What you need to do: From the entries below, count every line that contains the word "целевая". Please give the number and nothing else.

(Stored records)
====

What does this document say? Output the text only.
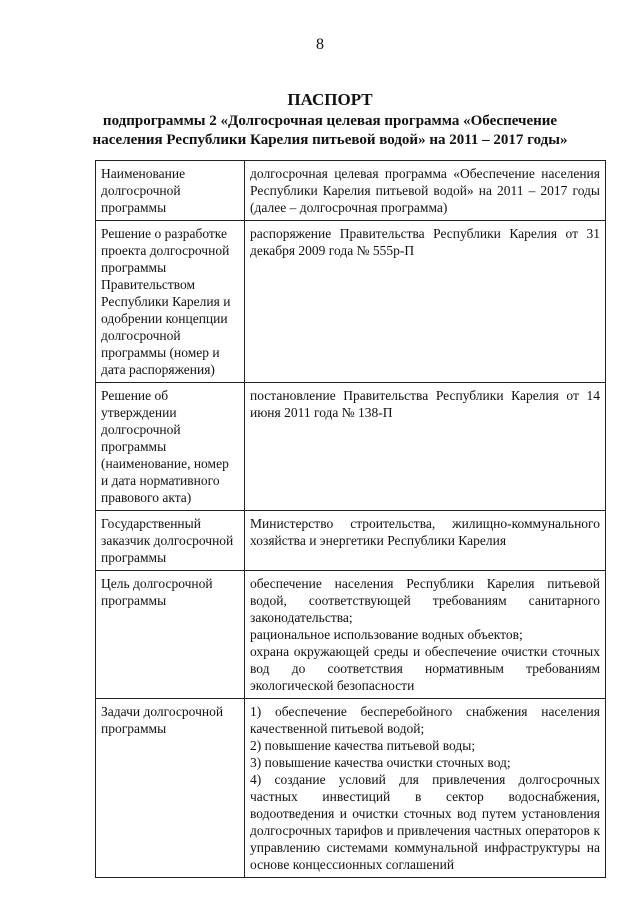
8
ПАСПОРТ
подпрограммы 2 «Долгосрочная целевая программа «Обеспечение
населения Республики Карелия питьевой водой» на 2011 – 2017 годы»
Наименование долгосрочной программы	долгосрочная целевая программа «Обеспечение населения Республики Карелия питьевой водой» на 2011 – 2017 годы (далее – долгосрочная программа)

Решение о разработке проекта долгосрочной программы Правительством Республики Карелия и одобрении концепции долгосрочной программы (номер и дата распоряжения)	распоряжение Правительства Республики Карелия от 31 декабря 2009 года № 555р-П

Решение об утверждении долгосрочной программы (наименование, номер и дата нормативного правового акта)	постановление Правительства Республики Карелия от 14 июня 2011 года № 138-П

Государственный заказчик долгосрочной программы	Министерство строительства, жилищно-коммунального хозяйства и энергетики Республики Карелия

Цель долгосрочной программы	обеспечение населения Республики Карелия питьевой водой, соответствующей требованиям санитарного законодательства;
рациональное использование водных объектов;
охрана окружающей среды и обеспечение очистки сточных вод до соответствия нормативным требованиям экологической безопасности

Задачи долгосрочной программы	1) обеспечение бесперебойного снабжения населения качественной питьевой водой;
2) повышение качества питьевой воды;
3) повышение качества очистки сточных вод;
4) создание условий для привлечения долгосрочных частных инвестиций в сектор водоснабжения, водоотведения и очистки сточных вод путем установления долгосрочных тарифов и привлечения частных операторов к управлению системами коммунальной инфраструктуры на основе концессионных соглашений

====

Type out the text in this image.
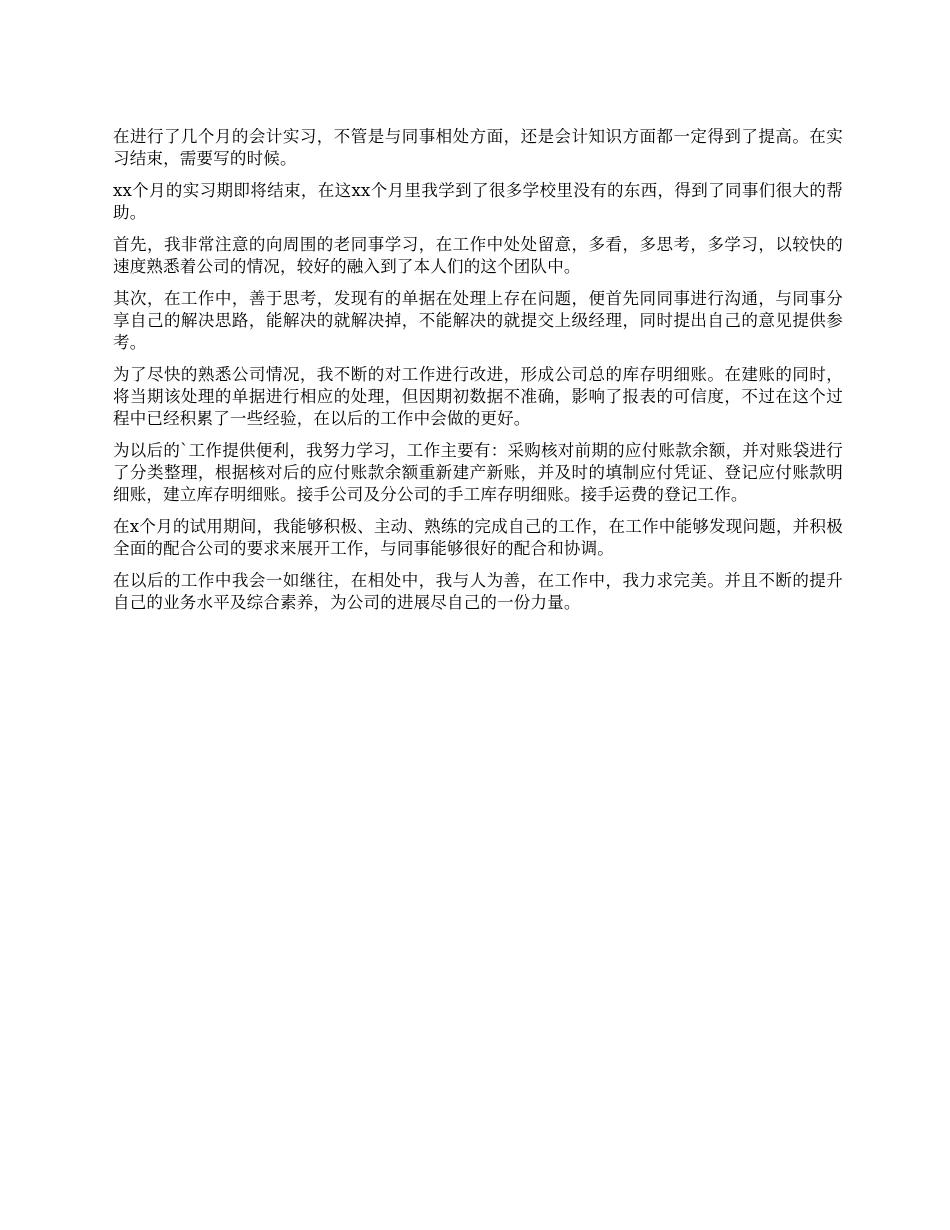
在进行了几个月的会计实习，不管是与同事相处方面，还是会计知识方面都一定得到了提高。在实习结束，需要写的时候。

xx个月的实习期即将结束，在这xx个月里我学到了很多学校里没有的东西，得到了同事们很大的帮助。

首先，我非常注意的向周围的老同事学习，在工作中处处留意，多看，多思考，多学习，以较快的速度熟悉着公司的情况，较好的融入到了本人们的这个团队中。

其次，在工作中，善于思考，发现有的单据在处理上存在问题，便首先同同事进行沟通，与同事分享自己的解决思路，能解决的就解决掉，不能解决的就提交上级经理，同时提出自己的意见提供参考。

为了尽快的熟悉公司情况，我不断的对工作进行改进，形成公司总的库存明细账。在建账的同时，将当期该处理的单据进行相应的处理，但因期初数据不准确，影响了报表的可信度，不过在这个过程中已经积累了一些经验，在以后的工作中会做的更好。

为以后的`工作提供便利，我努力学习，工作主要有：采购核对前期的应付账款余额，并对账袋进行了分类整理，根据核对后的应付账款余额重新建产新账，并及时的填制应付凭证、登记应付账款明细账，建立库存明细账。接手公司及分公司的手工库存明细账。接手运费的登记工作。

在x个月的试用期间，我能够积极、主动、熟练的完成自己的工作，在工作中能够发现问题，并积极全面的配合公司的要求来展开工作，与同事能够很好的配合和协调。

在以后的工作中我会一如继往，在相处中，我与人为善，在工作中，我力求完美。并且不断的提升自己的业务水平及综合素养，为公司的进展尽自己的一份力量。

====

The response: 2